[Data entries for graphics]
++++
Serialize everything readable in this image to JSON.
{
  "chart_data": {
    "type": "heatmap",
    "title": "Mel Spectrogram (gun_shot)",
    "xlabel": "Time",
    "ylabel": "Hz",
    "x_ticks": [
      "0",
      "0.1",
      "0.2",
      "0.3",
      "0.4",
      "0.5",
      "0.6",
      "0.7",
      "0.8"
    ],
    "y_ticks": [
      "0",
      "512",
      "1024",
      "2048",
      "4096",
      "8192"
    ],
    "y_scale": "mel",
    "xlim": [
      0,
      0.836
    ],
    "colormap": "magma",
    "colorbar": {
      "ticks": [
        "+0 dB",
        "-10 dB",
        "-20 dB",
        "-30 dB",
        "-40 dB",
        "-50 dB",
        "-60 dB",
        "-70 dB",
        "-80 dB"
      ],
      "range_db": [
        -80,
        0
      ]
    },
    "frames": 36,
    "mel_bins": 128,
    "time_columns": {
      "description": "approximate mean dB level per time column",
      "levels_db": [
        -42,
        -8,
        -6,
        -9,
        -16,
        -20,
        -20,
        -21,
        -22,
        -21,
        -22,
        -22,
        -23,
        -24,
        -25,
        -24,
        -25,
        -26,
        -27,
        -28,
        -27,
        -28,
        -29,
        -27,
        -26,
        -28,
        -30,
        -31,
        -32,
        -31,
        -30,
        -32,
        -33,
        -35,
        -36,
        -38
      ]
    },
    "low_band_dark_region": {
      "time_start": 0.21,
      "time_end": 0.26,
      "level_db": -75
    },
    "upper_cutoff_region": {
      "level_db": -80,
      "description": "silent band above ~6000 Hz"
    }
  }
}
++++
What to work on:
Please repeat the listing exactly, with nothing left out.

Full solution:
Serialize everything readable in this image to JSON.
{
  "chart_data": {
    "type": "heatmap",
    "title": "Mel Spectrogram (gun_shot)",
    "xlabel": "Time",
    "ylabel": "Hz",
    "x_ticks": [
      "0",
      "0.1",
      "0.2",
      "0.3",
      "0.4",
      "0.5",
      "0.6",
      "0.7",
      "0.8"
    ],
    "y_ticks": [
      "0",
      "512",
      "1024",
      "2048",
      "4096",
      "8192"
    ],
    "y_scale": "mel",
    "xlim": [
      0,
      0.836
    ],
    "colormap": "magma",
    "colorbar": {
      "ticks": [
        "+0 dB",
        "-10 dB",
        "-20 dB",
        "-30 dB",
        "-40 dB",
        "-50 dB",
        "-60 dB",
        "-70 dB",
        "-80 dB"
      ],
      "range_db": [
        -80,
        0
      ]
    },
    "frames": 36,
    "mel_bins": 128,
    "time_columns": {
      "description": "approximate mean dB level per time column",
      "levels_db": [
        -42,
        -8,
        -6,
        -9,
        -16,
        -20,
        -20,
        -21,
        -22,
        -21,
        -22,
        -22,
        -23,
        -24,
        -25,
        -24,
        -25,
        -26,
        -27,
        -28,
        -27,
        -28,
        -29,
        -27,
        -26,
        -28,
        -30,
        -31,
        -32,
        -31,
        -30,
        -32,
        -33,
        -35,
        -36,
        -38
      ]
    },
    "low_band_dark_region": {
      "time_start": 0.21,
      "time_end": 0.26,
      "level_db": -75
    },
    "upper_cutoff_region": {
      "level_db": -80,
      "description": "silent band above ~6000 Hz"
    }
  }
}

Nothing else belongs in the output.